Exercise goal: Copy each line exactly.

Raw records:
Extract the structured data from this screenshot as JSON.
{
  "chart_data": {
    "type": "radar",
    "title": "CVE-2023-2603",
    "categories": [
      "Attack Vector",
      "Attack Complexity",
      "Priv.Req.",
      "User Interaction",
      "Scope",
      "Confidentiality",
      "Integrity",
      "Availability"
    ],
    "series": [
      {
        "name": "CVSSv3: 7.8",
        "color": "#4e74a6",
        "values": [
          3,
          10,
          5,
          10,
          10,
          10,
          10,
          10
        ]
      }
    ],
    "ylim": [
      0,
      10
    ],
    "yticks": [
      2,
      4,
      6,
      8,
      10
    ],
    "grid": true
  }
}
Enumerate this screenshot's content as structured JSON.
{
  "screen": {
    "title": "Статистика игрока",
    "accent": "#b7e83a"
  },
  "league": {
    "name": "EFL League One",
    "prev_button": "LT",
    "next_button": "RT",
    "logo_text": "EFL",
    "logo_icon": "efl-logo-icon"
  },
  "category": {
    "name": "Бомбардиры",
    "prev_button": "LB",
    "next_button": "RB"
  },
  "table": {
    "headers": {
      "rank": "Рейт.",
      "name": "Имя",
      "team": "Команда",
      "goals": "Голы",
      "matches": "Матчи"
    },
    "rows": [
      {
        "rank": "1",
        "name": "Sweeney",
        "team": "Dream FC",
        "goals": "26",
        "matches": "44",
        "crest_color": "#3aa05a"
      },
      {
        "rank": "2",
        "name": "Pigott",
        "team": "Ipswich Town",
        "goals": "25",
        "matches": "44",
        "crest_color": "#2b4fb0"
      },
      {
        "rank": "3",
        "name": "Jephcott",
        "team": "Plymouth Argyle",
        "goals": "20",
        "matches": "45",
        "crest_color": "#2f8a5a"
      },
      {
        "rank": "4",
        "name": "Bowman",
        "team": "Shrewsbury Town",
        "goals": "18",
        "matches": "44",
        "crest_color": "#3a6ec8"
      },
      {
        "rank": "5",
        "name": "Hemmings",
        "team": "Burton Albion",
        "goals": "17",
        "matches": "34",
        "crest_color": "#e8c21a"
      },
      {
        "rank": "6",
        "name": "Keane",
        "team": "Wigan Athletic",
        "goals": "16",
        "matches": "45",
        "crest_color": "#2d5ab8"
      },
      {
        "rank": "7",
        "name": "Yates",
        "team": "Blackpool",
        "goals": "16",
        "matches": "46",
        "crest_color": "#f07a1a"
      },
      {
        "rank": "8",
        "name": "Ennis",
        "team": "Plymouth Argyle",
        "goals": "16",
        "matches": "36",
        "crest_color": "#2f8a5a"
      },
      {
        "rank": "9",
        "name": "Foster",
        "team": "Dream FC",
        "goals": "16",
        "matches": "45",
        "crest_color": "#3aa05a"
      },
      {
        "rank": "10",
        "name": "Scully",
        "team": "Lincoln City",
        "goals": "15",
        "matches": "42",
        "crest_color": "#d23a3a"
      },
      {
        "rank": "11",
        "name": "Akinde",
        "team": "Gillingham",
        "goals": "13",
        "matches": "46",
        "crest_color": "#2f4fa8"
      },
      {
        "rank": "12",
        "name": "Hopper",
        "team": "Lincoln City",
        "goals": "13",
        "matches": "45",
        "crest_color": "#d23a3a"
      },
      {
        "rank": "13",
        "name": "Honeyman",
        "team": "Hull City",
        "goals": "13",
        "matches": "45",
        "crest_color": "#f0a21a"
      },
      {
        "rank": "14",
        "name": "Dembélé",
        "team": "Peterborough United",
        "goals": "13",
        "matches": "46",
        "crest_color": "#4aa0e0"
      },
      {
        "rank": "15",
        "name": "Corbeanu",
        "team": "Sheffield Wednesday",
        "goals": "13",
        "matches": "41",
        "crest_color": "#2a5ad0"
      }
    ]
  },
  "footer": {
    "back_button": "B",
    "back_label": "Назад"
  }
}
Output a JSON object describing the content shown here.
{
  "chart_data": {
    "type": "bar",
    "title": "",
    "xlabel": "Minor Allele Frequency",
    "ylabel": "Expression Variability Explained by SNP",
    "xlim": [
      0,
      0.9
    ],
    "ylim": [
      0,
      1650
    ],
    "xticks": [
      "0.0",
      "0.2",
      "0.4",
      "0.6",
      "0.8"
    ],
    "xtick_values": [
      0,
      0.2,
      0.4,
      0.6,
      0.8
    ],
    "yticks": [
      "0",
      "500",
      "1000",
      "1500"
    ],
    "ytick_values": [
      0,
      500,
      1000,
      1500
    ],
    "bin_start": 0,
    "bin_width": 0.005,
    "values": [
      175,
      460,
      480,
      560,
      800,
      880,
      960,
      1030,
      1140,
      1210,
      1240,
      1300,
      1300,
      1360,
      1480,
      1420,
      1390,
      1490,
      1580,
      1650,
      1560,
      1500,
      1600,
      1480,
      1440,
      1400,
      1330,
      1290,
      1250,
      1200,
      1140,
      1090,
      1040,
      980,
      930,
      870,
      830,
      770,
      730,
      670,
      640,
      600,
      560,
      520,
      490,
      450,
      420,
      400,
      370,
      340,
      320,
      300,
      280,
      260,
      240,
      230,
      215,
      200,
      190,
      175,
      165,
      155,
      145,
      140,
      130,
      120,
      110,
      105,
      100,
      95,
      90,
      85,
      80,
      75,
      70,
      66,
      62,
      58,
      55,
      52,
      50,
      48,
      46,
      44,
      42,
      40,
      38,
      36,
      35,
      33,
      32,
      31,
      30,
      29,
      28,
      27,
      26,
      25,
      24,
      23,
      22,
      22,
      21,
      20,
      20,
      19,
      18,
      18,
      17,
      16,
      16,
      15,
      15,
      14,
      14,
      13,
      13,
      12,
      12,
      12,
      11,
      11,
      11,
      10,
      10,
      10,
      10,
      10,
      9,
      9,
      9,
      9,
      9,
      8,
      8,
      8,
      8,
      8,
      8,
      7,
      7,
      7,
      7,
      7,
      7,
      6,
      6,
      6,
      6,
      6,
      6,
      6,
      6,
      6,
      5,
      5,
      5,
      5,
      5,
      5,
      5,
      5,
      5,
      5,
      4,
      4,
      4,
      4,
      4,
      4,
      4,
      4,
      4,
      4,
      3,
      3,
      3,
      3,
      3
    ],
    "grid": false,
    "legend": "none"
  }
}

Solution:
Extract the structured data from this screenshot as JSON.
{
  "chart_data": {
    "type": "radar",
    "title": "CVE-2023-2603",
    "categories": [
      "Attack Vector",
      "Attack Complexity",
      "Priv.Req.",
      "User Interaction",
      "Scope",
      "Confidentiality",
      "Integrity",
      "Availability"
    ],
    "series": [
      {
        "name": "CVSSv3: 7.8",
        "color": "#4e74a6",
        "values": [
          3,
          10,
          5,
          10,
          10,
          10,
          10,
          10
        ]
      }
    ],
    "ylim": [
      0,
      10
    ],
    "yticks": [
      2,
      4,
      6,
      8,
      10
    ],
    "grid": true
  }
}
Enumerate this screenshot's content as structured JSON.
{
  "screen": {
    "title": "Статистика игрока",
    "accent": "#b7e83a"
  },
  "league": {
    "name": "EFL League One",
    "prev_button": "LT",
    "next_button": "RT",
    "logo_text": "EFL",
    "logo_icon": "efl-logo-icon"
  },
  "category": {
    "name": "Бомбардиры",
    "prev_button": "LB",
    "next_button": "RB"
  },
  "table": {
    "headers": {
      "rank": "Рейт.",
      "name": "Имя",
      "team": "Команда",
      "goals": "Голы",
      "matches": "Матчи"
    },
    "rows": [
      {
        "rank": "1",
        "name": "Sweeney",
        "team": "Dream FC",
        "goals": "26",
        "matches": "44",
        "crest_color": "#3aa05a"
      },
      {
        "rank": "2",
        "name": "Pigott",
        "team": "Ipswich Town",
        "goals": "25",
        "matches": "44",
        "crest_color": "#2b4fb0"
      },
      {
        "rank": "3",
        "name": "Jephcott",
        "team": "Plymouth Argyle",
        "goals": "20",
        "matches": "45",
        "crest_color": "#2f8a5a"
      },
      {
        "rank": "4",
        "name": "Bowman",
        "team": "Shrewsbury Town",
        "goals": "18",
        "matches": "44",
        "crest_color": "#3a6ec8"
      },
      {
        "rank": "5",
        "name": "Hemmings",
        "team": "Burton Albion",
        "goals": "17",
        "matches": "34",
        "crest_color": "#e8c21a"
      },
      {
        "rank": "6",
        "name": "Keane",
        "team": "Wigan Athletic",
        "goals": "16",
        "matches": "45",
        "crest_color": "#2d5ab8"
      },
      {
        "rank": "7",
        "name": "Yates",
        "team": "Blackpool",
        "goals": "16",
        "matches": "46",
        "crest_color": "#f07a1a"
      },
      {
        "rank": "8",
        "name": "Ennis",
        "team": "Plymouth Argyle",
        "goals": "16",
        "matches": "36",
        "crest_color": "#2f8a5a"
      },
      {
        "rank": "9",
        "name": "Foster",
        "team": "Dream FC",
        "goals": "16",
        "matches": "45",
        "crest_color": "#3aa05a"
      },
      {
        "rank": "10",
        "name": "Scully",
        "team": "Lincoln City",
        "goals": "15",
        "matches": "42",
        "crest_color": "#d23a3a"
      },
      {
        "rank": "11",
        "name": "Akinde",
        "team": "Gillingham",
        "goals": "13",
        "matches": "46",
        "crest_color": "#2f4fa8"
      },
      {
        "rank": "12",
        "name": "Hopper",
        "team": "Lincoln City",
        "goals": "13",
        "matches": "45",
        "crest_color": "#d23a3a"
      },
      {
        "rank": "13",
        "name": "Honeyman",
        "team": "Hull City",
        "goals": "13",
        "matches": "45",
        "crest_color": "#f0a21a"
      },
      {
        "rank": "14",
        "name": "Dembélé",
        "team": "Peterborough United",
        "goals": "13",
        "matches": "46",
        "crest_color": "#4aa0e0"
      },
      {
        "rank": "15",
        "name": "Corbeanu",
        "team": "Sheffield Wednesday",
        "goals": "13",
        "matches": "41",
        "crest_color": "#2a5ad0"
      }
    ]
  },
  "footer": {
    "back_button": "B",
    "back_label": "Назад"
  }
}
Output a JSON object describing the content shown here.
{
  "chart_data": {
    "type": "bar",
    "title": "",
    "xlabel": "Minor Allele Frequency",
    "ylabel": "Expression Variability Explained by SNP",
    "xlim": [
      0,
      0.9
    ],
    "ylim": [
      0,
      1650
    ],
    "xticks": [
      "0.0",
      "0.2",
      "0.4",
      "0.6",
      "0.8"
    ],
    "xtick_values": [
      0,
      0.2,
      0.4,
      0.6,
      0.8
    ],
    "yticks": [
      "0",
      "500",
      "1000",
      "1500"
    ],
    "ytick_values": [
      0,
      500,
      1000,
      1500
    ],
    "bin_start": 0,
    "bin_width": 0.005,
    "values": [
      175,
      460,
      480,
      560,
      800,
      880,
      960,
      1030,
      1140,
      1210,
      1240,
      1300,
      1300,
      1360,
      1480,
      1420,
      1390,
      1490,
      1580,
      1650,
      1560,
      1500,
      1600,
      1480,
      1440,
      1400,
      1330,
      1290,
      1250,
      1200,
      1140,
      1090,
      1040,
      980,
      930,
      870,
      830,
      770,
      730,
      670,
      640,
      600,
      560,
      520,
      490,
      450,
      420,
      400,
      370,
      340,
      320,
      300,
      280,
      260,
      240,
      230,
      215,
      200,
      190,
      175,
      165,
      155,
      145,
      140,
      130,
      120,
      110,
      105,
      100,
      95,
      90,
      85,
      80,
      75,
      70,
      66,
      62,
      58,
      55,
      52,
      50,
      48,
      46,
      44,
      42,
      40,
      38,
      36,
      35,
      33,
      32,
      31,
      30,
      29,
      28,
      27,
      26,
      25,
      24,
      23,
      22,
      22,
      21,
      20,
      20,
      19,
      18,
      18,
      17,
      16,
      16,
      15,
      15,
      14,
      14,
      13,
      13,
      12,
      12,
      12,
      11,
      11,
      11,
      10,
      10,
      10,
      10,
      10,
      9,
      9,
      9,
      9,
      9,
      8,
      8,
      8,
      8,
      8,
      8,
      7,
      7,
      7,
      7,
      7,
      7,
      6,
      6,
      6,
      6,
      6,
      6,
      6,
      6,
      6,
      5,
      5,
      5,
      5,
      5,
      5,
      5,
      5,
      5,
      5,
      4,
      4,
      4,
      4,
      4,
      4,
      4,
      4,
      4,
      4,
      3,
      3,
      3,
      3,
      3
    ],
    "grid": false,
    "legend": "none"
  }
}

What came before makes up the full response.